## START AVAILABLE RECORDS

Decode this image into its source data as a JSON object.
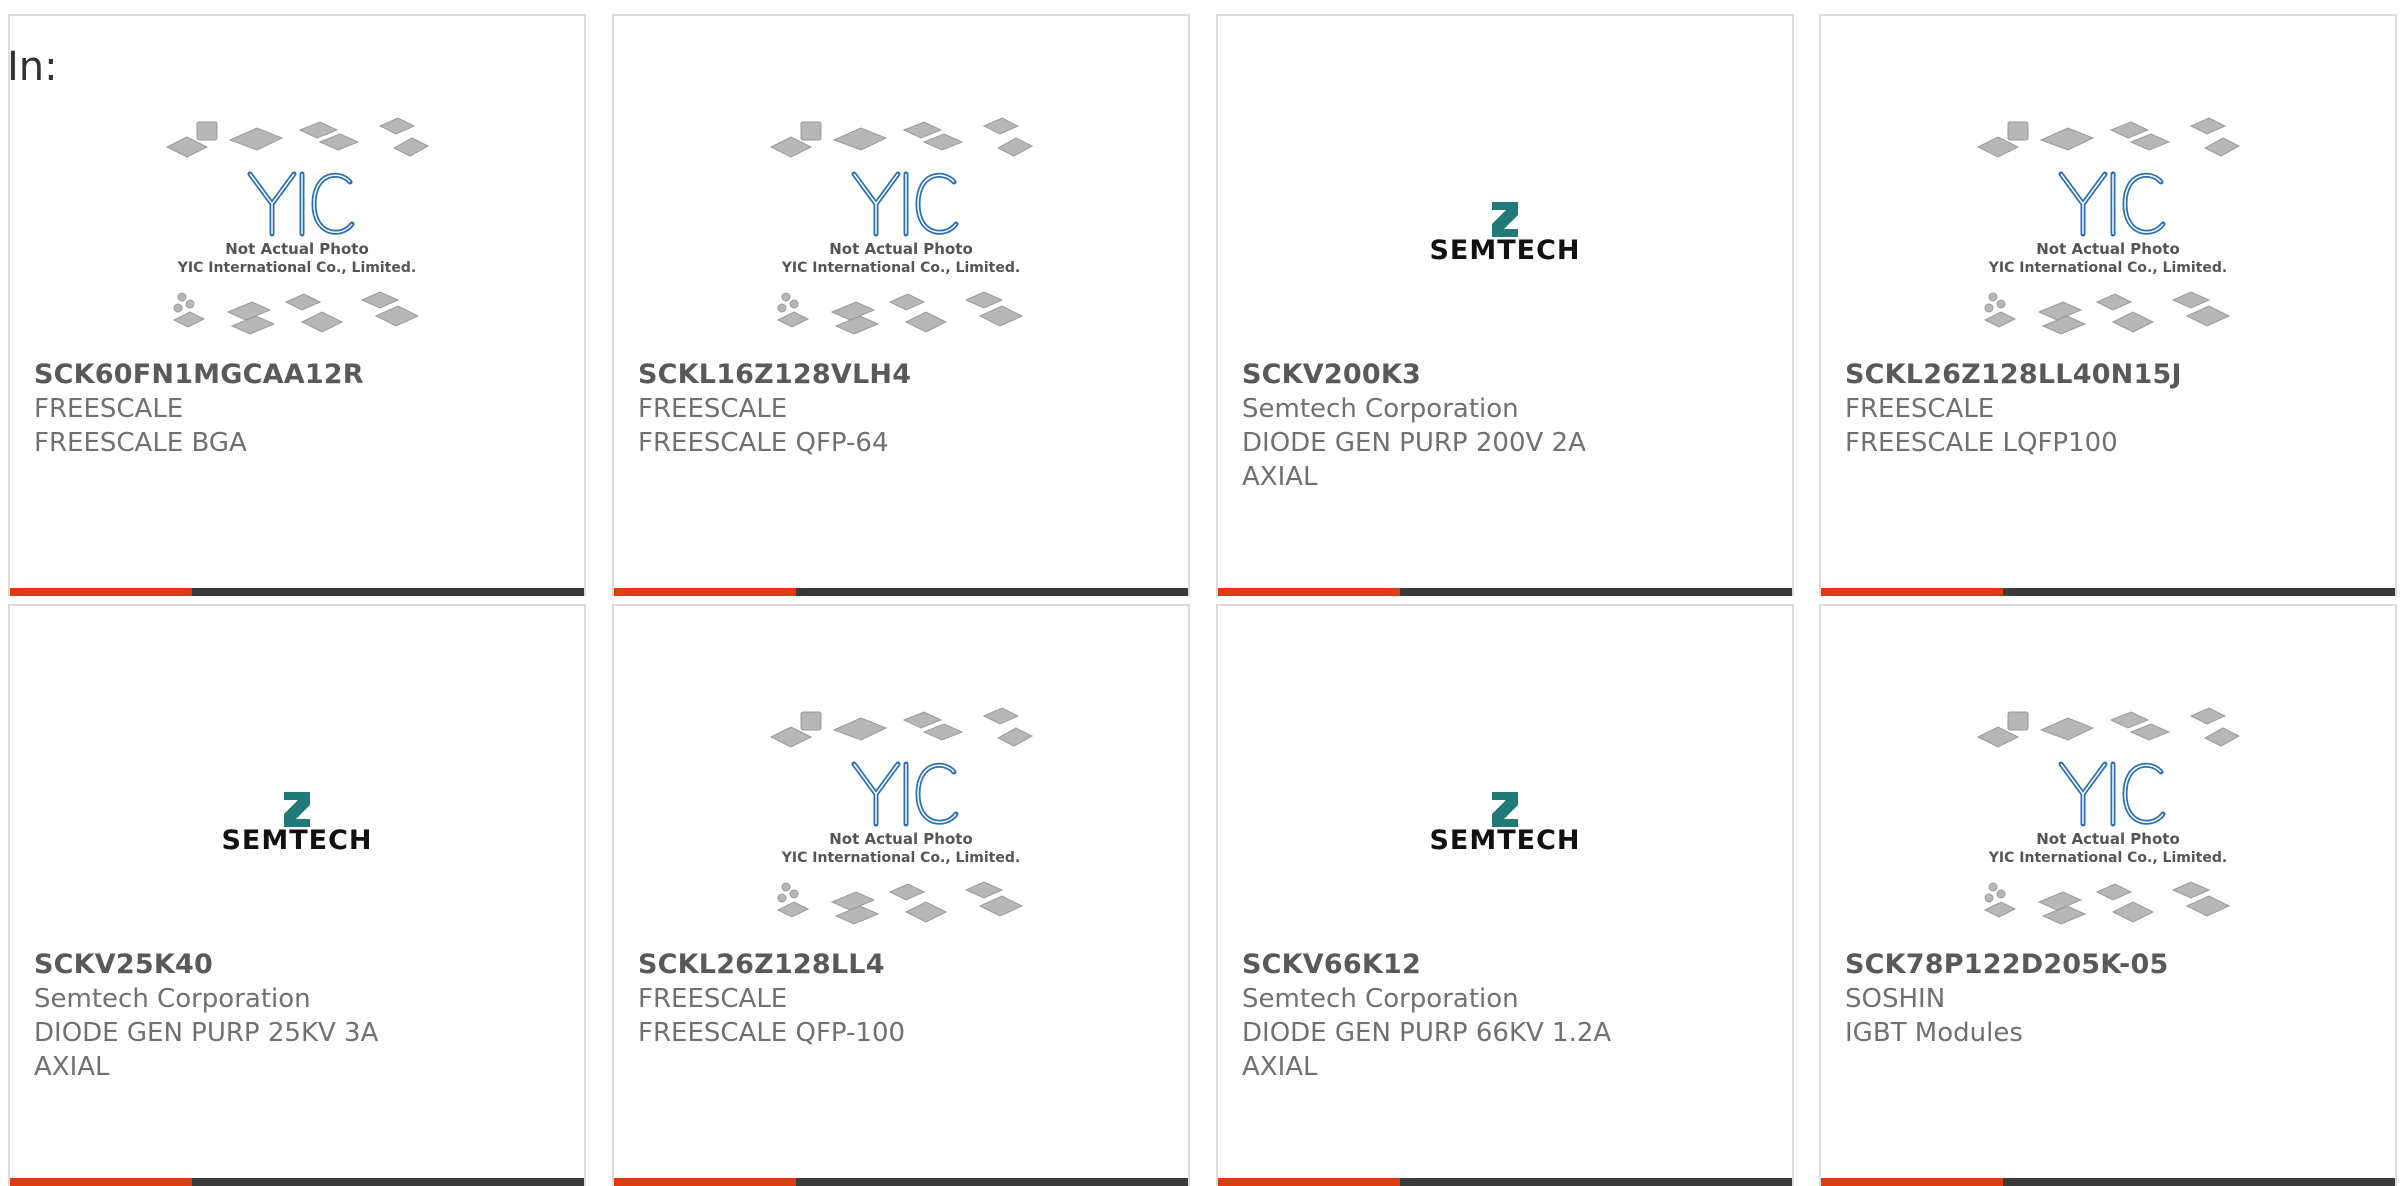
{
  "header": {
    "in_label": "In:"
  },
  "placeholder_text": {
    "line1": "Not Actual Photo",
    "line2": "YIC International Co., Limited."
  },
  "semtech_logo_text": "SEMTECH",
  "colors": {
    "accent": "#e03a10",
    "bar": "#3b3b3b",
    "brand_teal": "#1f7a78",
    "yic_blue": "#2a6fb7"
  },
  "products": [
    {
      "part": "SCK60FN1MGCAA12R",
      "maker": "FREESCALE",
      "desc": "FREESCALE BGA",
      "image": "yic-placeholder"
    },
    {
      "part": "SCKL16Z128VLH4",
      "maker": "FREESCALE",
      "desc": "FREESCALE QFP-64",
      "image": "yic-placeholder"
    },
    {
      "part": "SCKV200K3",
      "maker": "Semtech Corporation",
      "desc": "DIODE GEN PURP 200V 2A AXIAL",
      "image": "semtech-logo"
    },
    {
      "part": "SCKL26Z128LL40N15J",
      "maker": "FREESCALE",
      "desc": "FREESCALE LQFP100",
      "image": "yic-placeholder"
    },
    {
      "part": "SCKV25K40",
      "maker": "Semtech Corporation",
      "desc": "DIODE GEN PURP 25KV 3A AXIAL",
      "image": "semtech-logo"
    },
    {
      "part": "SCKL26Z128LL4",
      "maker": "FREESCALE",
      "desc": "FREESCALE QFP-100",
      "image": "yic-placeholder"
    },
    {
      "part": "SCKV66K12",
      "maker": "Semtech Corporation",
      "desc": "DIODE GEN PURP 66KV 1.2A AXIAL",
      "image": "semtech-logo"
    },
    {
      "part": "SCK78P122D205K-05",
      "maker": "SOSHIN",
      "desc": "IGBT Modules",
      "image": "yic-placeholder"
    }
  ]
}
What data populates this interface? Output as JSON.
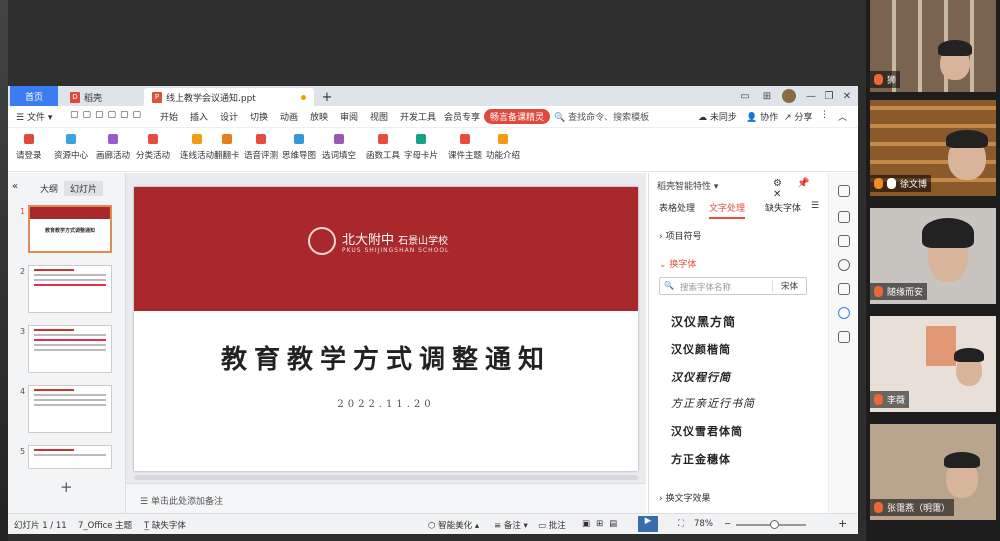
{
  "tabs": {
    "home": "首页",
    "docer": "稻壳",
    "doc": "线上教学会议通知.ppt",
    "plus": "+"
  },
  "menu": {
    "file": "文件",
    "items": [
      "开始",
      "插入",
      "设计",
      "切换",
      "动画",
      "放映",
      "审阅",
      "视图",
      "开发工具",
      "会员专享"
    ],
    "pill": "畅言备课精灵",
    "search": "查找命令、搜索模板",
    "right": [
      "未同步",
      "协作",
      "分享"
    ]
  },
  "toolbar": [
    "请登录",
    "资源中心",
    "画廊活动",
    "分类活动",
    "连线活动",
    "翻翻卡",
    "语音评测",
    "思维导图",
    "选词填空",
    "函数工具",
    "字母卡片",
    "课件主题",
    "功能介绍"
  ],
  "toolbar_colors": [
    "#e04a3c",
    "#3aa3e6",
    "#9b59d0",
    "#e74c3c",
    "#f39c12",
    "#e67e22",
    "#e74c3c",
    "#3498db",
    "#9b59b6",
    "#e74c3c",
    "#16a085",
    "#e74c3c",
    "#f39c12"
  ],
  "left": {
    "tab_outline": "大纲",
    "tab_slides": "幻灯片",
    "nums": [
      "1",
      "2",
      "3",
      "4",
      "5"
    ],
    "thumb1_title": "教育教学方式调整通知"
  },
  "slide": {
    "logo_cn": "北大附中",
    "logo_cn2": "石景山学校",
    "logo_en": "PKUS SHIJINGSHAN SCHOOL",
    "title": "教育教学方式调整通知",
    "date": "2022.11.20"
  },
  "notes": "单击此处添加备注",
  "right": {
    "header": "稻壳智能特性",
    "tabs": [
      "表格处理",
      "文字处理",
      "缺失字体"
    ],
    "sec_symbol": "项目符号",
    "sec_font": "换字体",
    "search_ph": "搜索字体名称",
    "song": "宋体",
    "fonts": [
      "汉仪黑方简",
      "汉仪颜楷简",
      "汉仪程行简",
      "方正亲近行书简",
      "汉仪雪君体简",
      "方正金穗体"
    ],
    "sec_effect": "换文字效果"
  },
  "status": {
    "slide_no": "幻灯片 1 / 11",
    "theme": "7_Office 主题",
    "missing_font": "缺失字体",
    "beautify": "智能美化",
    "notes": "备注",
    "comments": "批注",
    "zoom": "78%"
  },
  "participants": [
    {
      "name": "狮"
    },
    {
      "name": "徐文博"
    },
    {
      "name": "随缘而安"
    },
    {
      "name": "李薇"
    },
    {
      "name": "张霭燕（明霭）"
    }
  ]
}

## END AVAILABLE RECORDS
## START AVAILABLE RECORDS

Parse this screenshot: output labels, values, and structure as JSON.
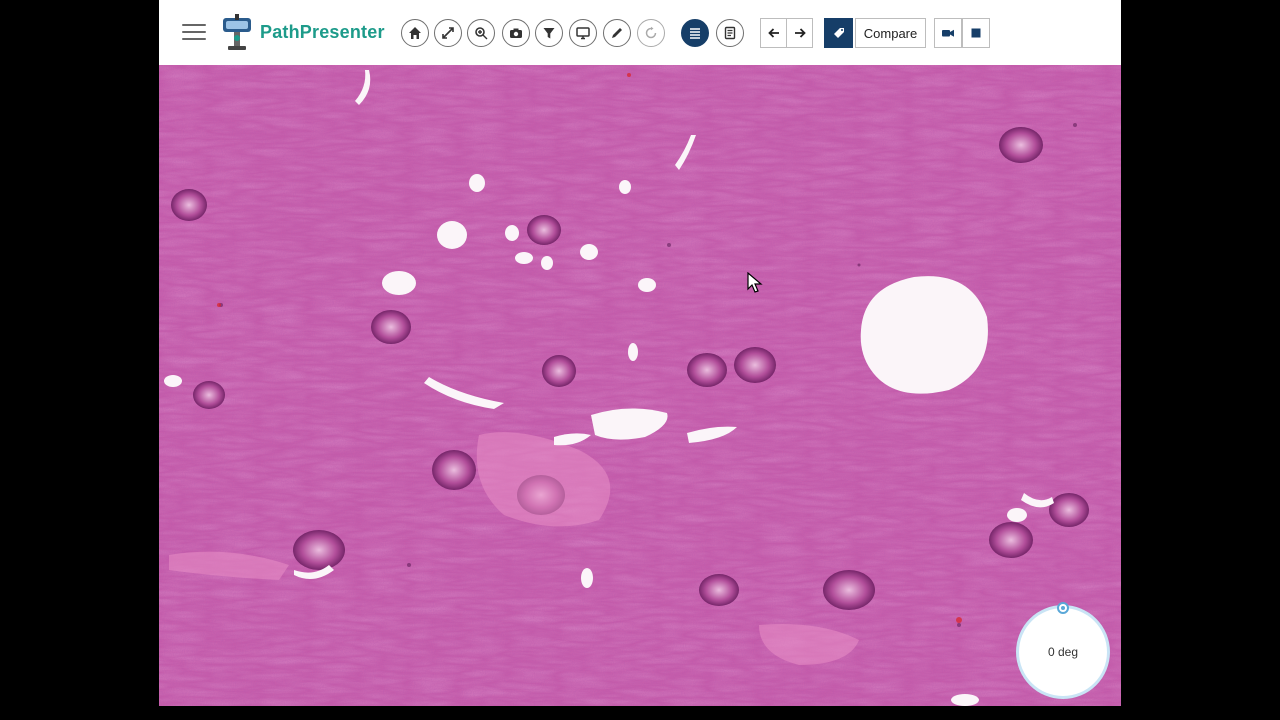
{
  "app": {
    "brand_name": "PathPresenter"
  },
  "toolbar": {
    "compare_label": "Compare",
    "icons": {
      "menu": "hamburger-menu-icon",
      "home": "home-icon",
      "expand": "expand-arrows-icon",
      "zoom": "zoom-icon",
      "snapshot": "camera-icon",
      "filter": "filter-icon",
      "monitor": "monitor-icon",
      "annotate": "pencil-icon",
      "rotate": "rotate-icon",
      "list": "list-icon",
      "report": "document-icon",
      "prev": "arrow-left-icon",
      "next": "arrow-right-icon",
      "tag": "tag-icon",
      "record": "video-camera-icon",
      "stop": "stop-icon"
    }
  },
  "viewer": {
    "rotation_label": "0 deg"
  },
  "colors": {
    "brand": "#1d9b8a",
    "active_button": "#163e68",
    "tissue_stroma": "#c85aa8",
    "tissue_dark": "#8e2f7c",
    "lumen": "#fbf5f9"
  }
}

## END AVAILABLE RECORDS
## START AVAILABLE RECORDS

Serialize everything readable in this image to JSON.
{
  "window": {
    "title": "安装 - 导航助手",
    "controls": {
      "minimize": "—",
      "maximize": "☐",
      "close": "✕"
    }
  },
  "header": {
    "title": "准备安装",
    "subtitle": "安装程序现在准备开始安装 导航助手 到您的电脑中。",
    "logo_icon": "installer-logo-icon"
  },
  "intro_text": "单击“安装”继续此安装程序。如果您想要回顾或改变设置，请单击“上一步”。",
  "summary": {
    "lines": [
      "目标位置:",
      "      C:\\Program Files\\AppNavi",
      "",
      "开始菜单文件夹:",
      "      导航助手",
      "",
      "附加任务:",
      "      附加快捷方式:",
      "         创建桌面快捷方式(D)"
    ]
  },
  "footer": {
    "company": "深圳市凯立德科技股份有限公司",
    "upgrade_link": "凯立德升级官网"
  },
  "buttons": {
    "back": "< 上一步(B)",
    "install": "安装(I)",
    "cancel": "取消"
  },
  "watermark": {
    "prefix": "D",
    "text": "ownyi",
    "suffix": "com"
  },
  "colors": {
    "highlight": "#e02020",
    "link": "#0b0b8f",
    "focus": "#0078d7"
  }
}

## END AVAILABLE RECORDS

From the records above, work out how many lines contain the string "camera". Give only the number.

OUTPUT FOR THIS EXERCISE »
2